- Exercise input -
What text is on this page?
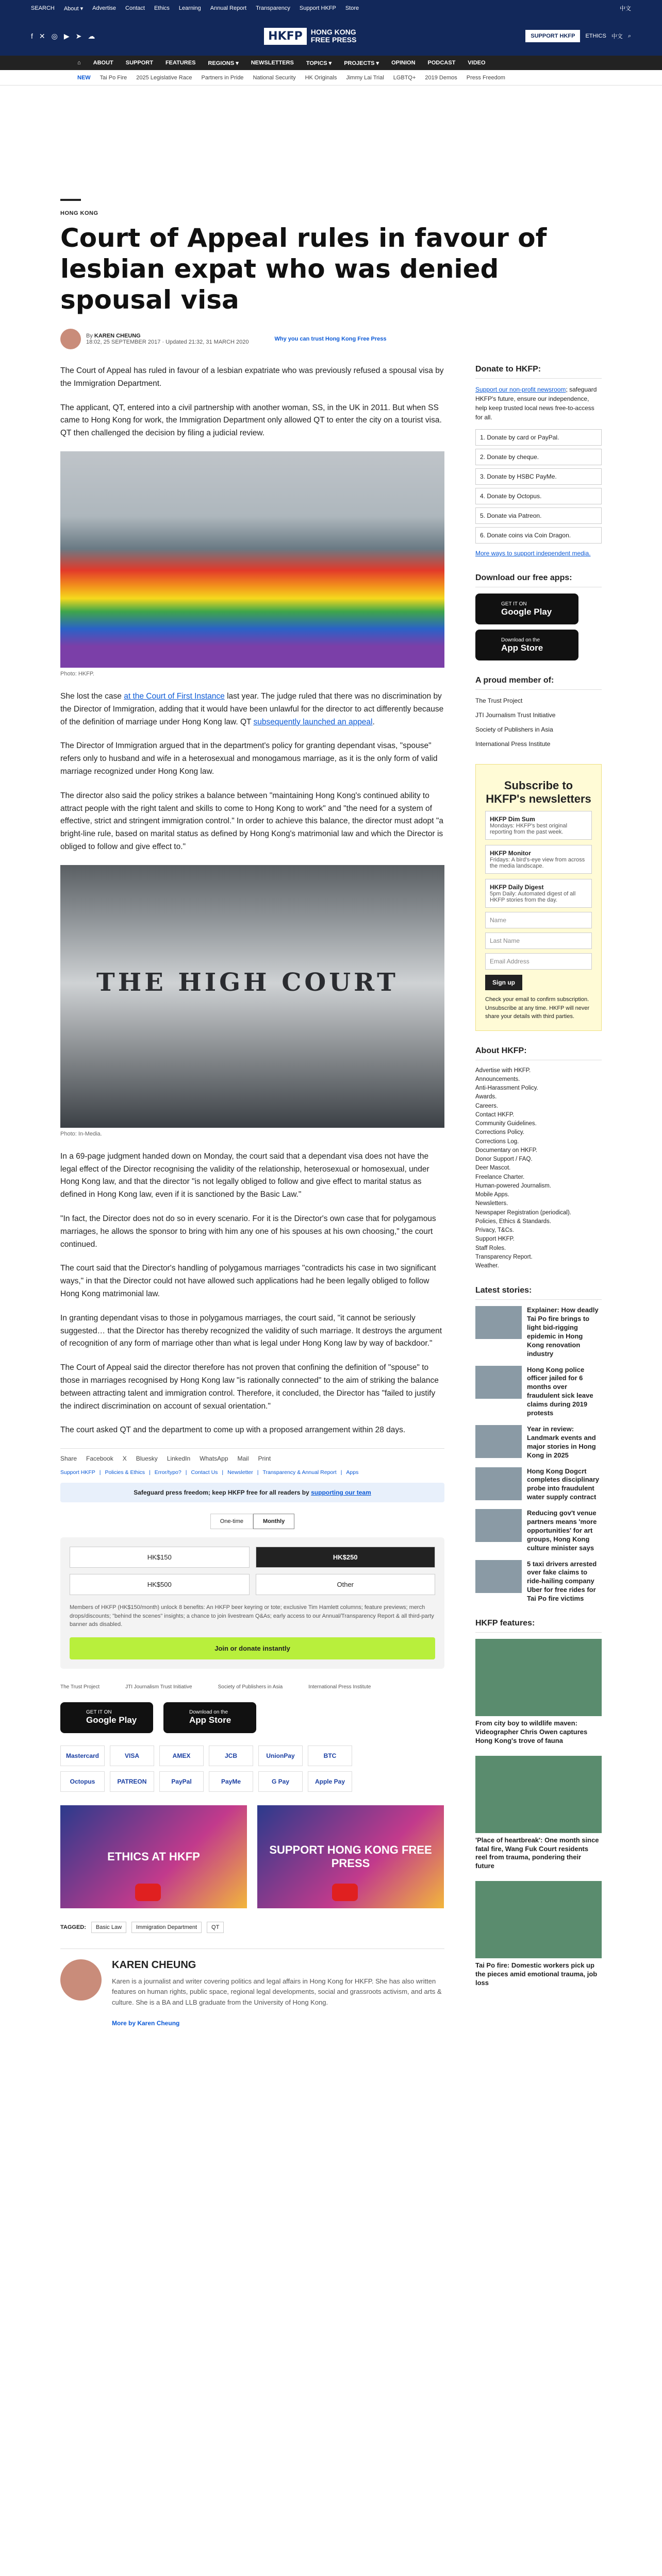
SEARCH About ▾ Advertise Contact Ethics Learning Annual Report Transparency Support HKFP Store	中文
f ✕ ◎ ▶ ➤ ☁	HKFP	HONG KONG
FREE PRESS	SUPPORT HKFP	ETHICS 中文 ⌕
⌂ ABOUT SUPPORT FEATURES REGIONS ▾ NEWSLETTERS TOPICS ▾ PROJECTS ▾ OPINION PODCAST VIDEO
NEW Tai Po Fire 2025 Legislative Race Partners in Pride National Security HK Originals Jimmy Lai Trial LGBTQ+ 2019 Demos Press Freedom
HONG KONG
Court of Appeal rules in favour of lesbian expat who was denied spousal visa
By KAREN CHEUNG
18:02, 25 SEPTEMBER 2017 · Updated 21:32, 31 MARCH 2020	Why you can trust Hong Kong Free Press

The Court of Appeal has ruled in favour of a lesbian expatriate who was previously refused a spousal visa by the Immigration Department.

The applicant, QT, entered into a civil partnership with another woman, SS, in the UK in 2011. But when SS came to Hong Kong for work, the Immigration Department only allowed QT to enter the city on a tourist visa. QT then challenged the decision by filing a judicial review.

Photo: HKFP.

She lost the case at the Court of First Instance last year. The judge ruled that there was no discrimination by the Director of Immigration, adding that it would have been unlawful for the director to act differently because of the definition of marriage under Hong Kong law. QT subsequently launched an appeal.

The Director of Immigration argued that in the department's policy for granting dependant visas, "spouse" refers only to husband and wife in a heterosexual and monogamous marriage, as it is the only form of valid marriage recognized under Hong Kong law.

The director also said the policy strikes a balance between "maintaining Hong Kong's continued ability to attract people with the right talent and skills to come to Hong Kong to work" and "the need for a system of effective, strict and stringent immigration control." In order to achieve this balance, the director must adopt "a bright-line rule, based on marital status as defined by Hong Kong's matrimonial law and which the Director is obliged to follow and give effect to."

THE HIGH COURT
Photo: In-Media.

In a 69-page judgment handed down on Monday, the court said that a dependant visa does not have the legal effect of the Director recognising the validity of the relationship, heterosexual or homosexual, under Hong Kong law, and that the director "is not legally obliged to follow and give effect to marital status as defined in Hong Kong law, even if it is sanctioned by the Basic Law."

"In fact, the Director does not do so in every scenario. For it is the Director's own case that for polygamous marriages, he allows the sponsor to bring with him any one of his spouses at his own choosing," the court continued.

The court said that the Director's handling of polygamous marriages "contradicts his case in two significant ways," in that the Director could not have allowed such applications had he been legally obliged to follow Hong Kong matrimonial law.

In granting dependant visas to those in polygamous marriages, the court said, "it cannot be seriously suggested… that the Director has thereby recognized the validity of such marriage. It destroys the argument of recognition of any form of marriage other than what is legal under Hong Kong law by way of backdoor."

The Court of Appeal said the director therefore has not proven that confining the definition of "spouse" to those in marriages recognised by Hong Kong law "is rationally connected" to the aim of striking the balance between attracting talent and immigration control. Therefore, it concluded, the Director has "failed to justify the indirect discrimination on account of sexual orientation."

The court asked QT and the department to come up with a proposed arrangement within 28 days.

Share Facebook X Bluesky LinkedIn WhatsApp Mail Print
Support HKFP | Policies & Ethics | Error/typo? | Contact Us | Newsletter | Transparency & Annual Report | Apps
Safeguard press freedom; keep HKFP free for all readers by supporting our team
One-time	Monthly
HK$150	HK$250
HK$500	Other
Members of HKFP (HK$150/month) unlock 8 benefits: An HKFP beer keyring or tote; exclusive Tim Hamlett columns; feature previews; merch drops/discounts; "behind the scenes" insights; a chance to join livestream Q&As; early access to our Annual/Transparency Report & all third-party banner ads disabled.
Join or donate instantly
The Trust Project	JTI Journalism Trust Initiative	Society of Publishers in Asia	International Press Institute
GET IT ON
Google Play
Download on the
App Store
Mastercard	VISA	AMEX	JCB	UnionPay	BTC
Octopus	PATREON	PayPal	PayMe	G Pay	Apple Pay
ETHICS AT HKFP
SUPPORT HONG KONG FREE PRESS
TAGGED:	Basic Law	Immigration Department	QT
KAREN CHEUNG

Karen is a journalist and writer covering politics and legal affairs in Hong Kong for HKFP. She has also written features on human rights, public space, regional legal developments, social and grassroots activism, and arts & culture. She is a BA and LLB graduate from the University of Hong Kong.

More by Karen Cheung
Donate to HKFP:

Support our non-profit newsroom; safeguard HKFP's future, ensure our independence, help keep trusted local news free-to-access for all.

1. Donate by card or PayPal.
2. Donate by cheque.
3. Donate by HSBC PayMe.
4. Donate by Octopus.
5. Donate via Patreon.
6. Donate coins via Coin Dragon.

More ways to support independent media.

Download our free apps:
GET IT ON
Google Play
Download on the
App Store
A proud member of:

The Trust Project

JTI Journalism Trust Initiative

Society of Publishers in Asia

International Press Institute

Subscribe to HKFP's newsletters
HKFP Dim Sum
Mondays: HKFP's best original reporting from the past week.
HKFP Monitor
Fridays: A bird's-eye view from across the media landscape.
HKFP Daily Digest
5pm Daily: Automated digest of all HKFP stories from the day.
Name
Last Name
Email Address
Sign up

Check your email to confirm subscription. Unsubscribe at any time. HKFP will never share your details with third parties.

About HKFP:
Advertise with HKFP.
Announcements.
Anti-Harassment Policy.
Awards.
Careers.
Contact HKFP.
Community Guidelines.
Corrections Policy.
Corrections Log.
Documentary on HKFP.
Donor Support / FAQ.
Deer Mascot.
Freelance Charter.
Human-powered Journalism.
Mobile Apps.
Newsletters.
Newspaper Registration (periodical).
Policies, Ethics & Standards.
Privacy, T&Cs.
Support HKFP.
Staff Roles.
Transparency Report.
Weather.
Latest stories:
Explainer: How deadly Tai Po fire brings to light bid-rigging epidemic in Hong Kong renovation industry
Hong Kong police officer jailed for 6 months over fraudulent sick leave claims during 2019 protests
Year in review: Landmark events and major stories in Hong Kong in 2025
Hong Kong Dogcrt completes disciplinary probe into fraudulent water supply contract
Reducing gov't venue partners means 'more opportunities' for art groups, Hong Kong culture minister says
5 taxi drivers arrested over fake claims to ride-hailing company Uber for free rides for Tai Po fire victims
HKFP features:
From city boy to wildlife maven: Videographer Chris Owen captures Hong Kong's trove of fauna
'Place of heartbreak': One month since fatal fire, Wang Fuk Court residents reel from trauma, pondering their future
Tai Po fire: Domestic workers pick up the pieces amid emotional trauma, job loss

- Requirement -
Omit the pictures and output all of the other material exactly.

- In response -
What text is on this page?
SEARCH About ▾ Advertise Contact Ethics Learning Annual Report Transparency Support HKFP Store	中文
f ✕ ◎ ▶ ➤ ☁	HKFP	HONG KONG
FREE PRESS	SUPPORT HKFP	ETHICS 中文 ⌕
⌂ ABOUT SUPPORT FEATURES REGIONS ▾ NEWSLETTERS TOPICS ▾ PROJECTS ▾ OPINION PODCAST VIDEO
NEW Tai Po Fire 2025 Legislative Race Partners in Pride National Security HK Originals Jimmy Lai Trial LGBTQ+ 2019 Demos Press Freedom
HONG KONG
Court of Appeal rules in favour of lesbian expat who was denied spousal visa
By KAREN CHEUNG
18:02, 25 SEPTEMBER 2017 · Updated 21:32, 31 MARCH 2020	Why you can trust Hong Kong Free Press

The Court of Appeal has ruled in favour of a lesbian expatriate who was previously refused a spousal visa by the Immigration Department.

The applicant, QT, entered into a civil partnership with another woman, SS, in the UK in 2011. But when SS came to Hong Kong for work, the Immigration Department only allowed QT to enter the city on a tourist visa. QT then challenged the decision by filing a judicial review.

Photo: HKFP.

She lost the case at the Court of First Instance last year. The judge ruled that there was no discrimination by the Director of Immigration, adding that it would have been unlawful for the director to act differently because of the definition of marriage under Hong Kong law. QT subsequently launched an appeal.

The Director of Immigration argued that in the department's policy for granting dependant visas, "spouse" refers only to husband and wife in a heterosexual and monogamous marriage, as it is the only form of valid marriage recognized under Hong Kong law.

The director also said the policy strikes a balance between "maintaining Hong Kong's continued ability to attract people with the right talent and skills to come to Hong Kong to work" and "the need for a system of effective, strict and stringent immigration control." In order to achieve this balance, the director must adopt "a bright-line rule, based on marital status as defined by Hong Kong's matrimonial law and which the Director is obliged to follow and give effect to."

THE HIGH COURT
Photo: In-Media.

In a 69-page judgment handed down on Monday, the court said that a dependant visa does not have the legal effect of the Director recognising the validity of the relationship, heterosexual or homosexual, under Hong Kong law, and that the director "is not legally obliged to follow and give effect to marital status as defined in Hong Kong law, even if it is sanctioned by the Basic Law."

"In fact, the Director does not do so in every scenario. For it is the Director's own case that for polygamous marriages, he allows the sponsor to bring with him any one of his spouses at his own choosing," the court continued.

The court said that the Director's handling of polygamous marriages "contradicts his case in two significant ways," in that the Director could not have allowed such applications had he been legally obliged to follow Hong Kong matrimonial law.

In granting dependant visas to those in polygamous marriages, the court said, "it cannot be seriously suggested… that the Director has thereby recognized the validity of such marriage. It destroys the argument of recognition of any form of marriage other than what is legal under Hong Kong law by way of backdoor."

The Court of Appeal said the director therefore has not proven that confining the definition of "spouse" to those in marriages recognised by Hong Kong law "is rationally connected" to the aim of striking the balance between attracting talent and immigration control. Therefore, it concluded, the Director has "failed to justify the indirect discrimination on account of sexual orientation."

The court asked QT and the department to come up with a proposed arrangement within 28 days.

Share Facebook X Bluesky LinkedIn WhatsApp Mail Print
Support HKFP | Policies & Ethics | Error/typo? | Contact Us | Newsletter | Transparency & Annual Report | Apps
Safeguard press freedom; keep HKFP free for all readers by supporting our team
One-time	Monthly
HK$150	HK$250
HK$500	Other
Members of HKFP (HK$150/month) unlock 8 benefits: An HKFP beer keyring or tote; exclusive Tim Hamlett columns; feature previews; merch drops/discounts; "behind the scenes" insights; a chance to join livestream Q&As; early access to our Annual/Transparency Report & all third-party banner ads disabled.
Join or donate instantly
The Trust Project	JTI Journalism Trust Initiative	Society of Publishers in Asia	International Press Institute
GET IT ON
Google Play
Download on the
App Store
Mastercard	VISA	AMEX	JCB	UnionPay	BTC
Octopus	PATREON	PayPal	PayMe	G Pay	Apple Pay
ETHICS AT HKFP
SUPPORT HONG KONG FREE PRESS
TAGGED:	Basic Law	Immigration Department	QT
KAREN CHEUNG

Karen is a journalist and writer covering politics and legal affairs in Hong Kong for HKFP. She has also written features on human rights, public space, regional legal developments, social and grassroots activism, and arts & culture. She is a BA and LLB graduate from the University of Hong Kong.

More by Karen Cheung
Donate to HKFP:

Support our non-profit newsroom; safeguard HKFP's future, ensure our independence, help keep trusted local news free-to-access for all.

1. Donate by card or PayPal.
2. Donate by cheque.
3. Donate by HSBC PayMe.
4. Donate by Octopus.
5. Donate via Patreon.
6. Donate coins via Coin Dragon.

More ways to support independent media.

Download our free apps:
GET IT ON
Google Play
Download on the
App Store
A proud member of:

The Trust Project

JTI Journalism Trust Initiative

Society of Publishers in Asia

International Press Institute

Subscribe to HKFP's newsletters
HKFP Dim Sum
Mondays: HKFP's best original reporting from the past week.
HKFP Monitor
Fridays: A bird's-eye view from across the media landscape.
HKFP Daily Digest
5pm Daily: Automated digest of all HKFP stories from the day.
Name
Last Name
Email Address
Sign up

Check your email to confirm subscription. Unsubscribe at any time. HKFP will never share your details with third parties.

About HKFP:
Advertise with HKFP.
Announcements.
Anti-Harassment Policy.
Awards.
Careers.
Contact HKFP.
Community Guidelines.
Corrections Policy.
Corrections Log.
Documentary on HKFP.
Donor Support / FAQ.
Deer Mascot.
Freelance Charter.
Human-powered Journalism.
Mobile Apps.
Newsletters.
Newspaper Registration (periodical).
Policies, Ethics & Standards.
Privacy, T&Cs.
Support HKFP.
Staff Roles.
Transparency Report.
Weather.
Latest stories:
Explainer: How deadly Tai Po fire brings to light bid-rigging epidemic in Hong Kong renovation industry
Hong Kong police officer jailed for 6 months over fraudulent sick leave claims during 2019 protests
Year in review: Landmark events and major stories in Hong Kong in 2025
Hong Kong Dogcrt completes disciplinary probe into fraudulent water supply contract
Reducing gov't venue partners means 'more opportunities' for art groups, Hong Kong culture minister says
5 taxi drivers arrested over fake claims to ride-hailing company Uber for free rides for Tai Po fire victims
HKFP features:
From city boy to wildlife maven: Videographer Chris Owen captures Hong Kong's trove of fauna
'Place of heartbreak': One month since fatal fire, Wang Fuk Court residents reel from trauma, pondering their future
Tai Po fire: Domestic workers pick up the pieces amid emotional trauma, job loss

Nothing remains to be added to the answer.